Begin MATERIAL FOR THE TASK

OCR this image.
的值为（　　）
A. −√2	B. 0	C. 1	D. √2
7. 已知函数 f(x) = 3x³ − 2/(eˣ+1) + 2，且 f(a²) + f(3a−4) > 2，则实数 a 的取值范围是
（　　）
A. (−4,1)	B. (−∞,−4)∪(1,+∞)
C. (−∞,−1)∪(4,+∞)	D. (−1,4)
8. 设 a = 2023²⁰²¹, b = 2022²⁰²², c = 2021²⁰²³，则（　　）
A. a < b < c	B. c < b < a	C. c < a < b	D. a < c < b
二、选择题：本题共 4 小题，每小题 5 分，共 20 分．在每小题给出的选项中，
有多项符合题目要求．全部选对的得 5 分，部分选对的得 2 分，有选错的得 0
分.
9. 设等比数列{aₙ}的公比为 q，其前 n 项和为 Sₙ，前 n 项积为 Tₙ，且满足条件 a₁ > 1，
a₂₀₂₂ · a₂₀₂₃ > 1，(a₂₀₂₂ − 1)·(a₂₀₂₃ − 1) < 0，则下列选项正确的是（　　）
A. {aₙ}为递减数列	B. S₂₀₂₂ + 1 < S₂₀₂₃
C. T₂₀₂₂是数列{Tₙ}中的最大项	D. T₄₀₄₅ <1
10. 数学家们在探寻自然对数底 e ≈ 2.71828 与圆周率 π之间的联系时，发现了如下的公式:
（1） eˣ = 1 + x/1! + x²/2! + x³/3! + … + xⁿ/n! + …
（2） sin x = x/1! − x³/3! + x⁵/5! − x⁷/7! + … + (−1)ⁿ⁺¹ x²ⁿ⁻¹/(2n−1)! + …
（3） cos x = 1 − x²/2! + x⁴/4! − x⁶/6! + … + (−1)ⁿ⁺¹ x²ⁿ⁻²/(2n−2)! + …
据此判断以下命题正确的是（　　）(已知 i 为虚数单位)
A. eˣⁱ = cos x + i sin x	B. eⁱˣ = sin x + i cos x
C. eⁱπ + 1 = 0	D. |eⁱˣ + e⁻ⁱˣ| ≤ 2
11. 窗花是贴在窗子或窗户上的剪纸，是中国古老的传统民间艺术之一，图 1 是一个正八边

End MATERIAL FOR THE TASK

Output all of the material, please, exactly as it stands.

— ANSWER TO THE EXERCISE —
OCR this image.
的值为（　　）
A. −√2	B. 0	C. 1	D. √2
7. 已知函数 f(x) = 3x³ − 2/(eˣ+1) + 2，且 f(a²) + f(3a−4) > 2，则实数 a 的取值范围是
（　　）
A. (−4,1)	B. (−∞,−4)∪(1,+∞)
C. (−∞,−1)∪(4,+∞)	D. (−1,4)
8. 设 a = 2023²⁰²¹, b = 2022²⁰²², c = 2021²⁰²³，则（　　）
A. a < b < c	B. c < b < a	C. c < a < b	D. a < c < b
二、选择题：本题共 4 小题，每小题 5 分，共 20 分．在每小题给出的选项中，
有多项符合题目要求．全部选对的得 5 分，部分选对的得 2 分，有选错的得 0
分.
9. 设等比数列{aₙ}的公比为 q，其前 n 项和为 Sₙ，前 n 项积为 Tₙ，且满足条件 a₁ > 1，
a₂₀₂₂ · a₂₀₂₃ > 1，(a₂₀₂₂ − 1)·(a₂₀₂₃ − 1) < 0，则下列选项正确的是（　　）
A. {aₙ}为递减数列	B. S₂₀₂₂ + 1 < S₂₀₂₃
C. T₂₀₂₂是数列{Tₙ}中的最大项	D. T₄₀₄₅ <1
10. 数学家们在探寻自然对数底 e ≈ 2.71828 与圆周率 π之间的联系时，发现了如下的公式:
（1） eˣ = 1 + x/1! + x²/2! + x³/3! + … + xⁿ/n! + …
（2） sin x = x/1! − x³/3! + x⁵/5! − x⁷/7! + … + (−1)ⁿ⁺¹ x²ⁿ⁻¹/(2n−1)! + …
（3） cos x = 1 − x²/2! + x⁴/4! − x⁶/6! + … + (−1)ⁿ⁺¹ x²ⁿ⁻²/(2n−2)! + …
据此判断以下命题正确的是（　　）(已知 i 为虚数单位)
A. eˣⁱ = cos x + i sin x	B. eⁱˣ = sin x + i cos x
C. eⁱπ + 1 = 0	D. |eⁱˣ + e⁻ⁱˣ| ≤ 2
11. 窗花是贴在窗子或窗户上的剪纸，是中国古老的传统民间艺术之一，图 1 是一个正八边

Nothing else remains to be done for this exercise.